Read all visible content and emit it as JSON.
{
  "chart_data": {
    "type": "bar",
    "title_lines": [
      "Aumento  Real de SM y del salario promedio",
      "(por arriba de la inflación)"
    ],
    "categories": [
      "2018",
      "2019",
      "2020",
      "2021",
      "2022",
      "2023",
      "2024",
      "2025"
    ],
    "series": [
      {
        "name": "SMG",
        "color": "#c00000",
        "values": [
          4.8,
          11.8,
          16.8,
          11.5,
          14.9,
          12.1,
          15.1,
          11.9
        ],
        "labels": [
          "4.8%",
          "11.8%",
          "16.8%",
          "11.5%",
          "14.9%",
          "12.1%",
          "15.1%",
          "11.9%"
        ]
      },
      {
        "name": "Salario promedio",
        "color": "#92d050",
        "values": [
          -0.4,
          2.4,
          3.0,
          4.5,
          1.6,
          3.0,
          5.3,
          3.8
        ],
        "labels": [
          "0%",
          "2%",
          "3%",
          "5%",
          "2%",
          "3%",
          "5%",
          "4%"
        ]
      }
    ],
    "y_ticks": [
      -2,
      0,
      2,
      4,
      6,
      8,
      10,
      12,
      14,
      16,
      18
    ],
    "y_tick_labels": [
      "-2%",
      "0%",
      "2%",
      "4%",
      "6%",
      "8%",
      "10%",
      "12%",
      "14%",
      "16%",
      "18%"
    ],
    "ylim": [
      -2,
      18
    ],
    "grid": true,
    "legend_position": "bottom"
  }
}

• [AIM] Retype the entries exactly, including every line.

• [RESPONSE]
Read all visible content and emit it as JSON.
{
  "chart_data": {
    "type": "bar",
    "title_lines": [
      "Aumento  Real de SM y del salario promedio",
      "(por arriba de la inflación)"
    ],
    "categories": [
      "2018",
      "2019",
      "2020",
      "2021",
      "2022",
      "2023",
      "2024",
      "2025"
    ],
    "series": [
      {
        "name": "SMG",
        "color": "#c00000",
        "values": [
          4.8,
          11.8,
          16.8,
          11.5,
          14.9,
          12.1,
          15.1,
          11.9
        ],
        "labels": [
          "4.8%",
          "11.8%",
          "16.8%",
          "11.5%",
          "14.9%",
          "12.1%",
          "15.1%",
          "11.9%"
        ]
      },
      {
        "name": "Salario promedio",
        "color": "#92d050",
        "values": [
          -0.4,
          2.4,
          3.0,
          4.5,
          1.6,
          3.0,
          5.3,
          3.8
        ],
        "labels": [
          "0%",
          "2%",
          "3%",
          "5%",
          "2%",
          "3%",
          "5%",
          "4%"
        ]
      }
    ],
    "y_ticks": [
      -2,
      0,
      2,
      4,
      6,
      8,
      10,
      12,
      14,
      16,
      18
    ],
    "y_tick_labels": [
      "-2%",
      "0%",
      "2%",
      "4%",
      "6%",
      "8%",
      "10%",
      "12%",
      "14%",
      "16%",
      "18%"
    ],
    "ylim": [
      -2,
      18
    ],
    "grid": true,
    "legend_position": "bottom"
  }
}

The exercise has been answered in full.